In the listing below, identify each line with the word "name" and return those lines.
|---|
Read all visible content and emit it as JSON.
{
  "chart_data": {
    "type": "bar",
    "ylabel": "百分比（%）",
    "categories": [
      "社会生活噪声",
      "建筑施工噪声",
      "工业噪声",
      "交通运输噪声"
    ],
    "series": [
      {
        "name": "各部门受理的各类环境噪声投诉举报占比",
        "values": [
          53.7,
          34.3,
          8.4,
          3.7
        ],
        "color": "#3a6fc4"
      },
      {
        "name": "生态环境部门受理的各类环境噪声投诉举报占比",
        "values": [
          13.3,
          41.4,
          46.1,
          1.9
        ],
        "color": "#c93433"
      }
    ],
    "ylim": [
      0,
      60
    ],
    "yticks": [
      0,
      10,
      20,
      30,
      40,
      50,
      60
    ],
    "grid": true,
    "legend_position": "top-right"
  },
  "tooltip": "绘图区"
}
|---|
Solution to this problem:
        "name": "各部门受理的各类环境噪声投诉举报占比",
        "name": "生态环境部门受理的各类环境噪声投诉举报占比",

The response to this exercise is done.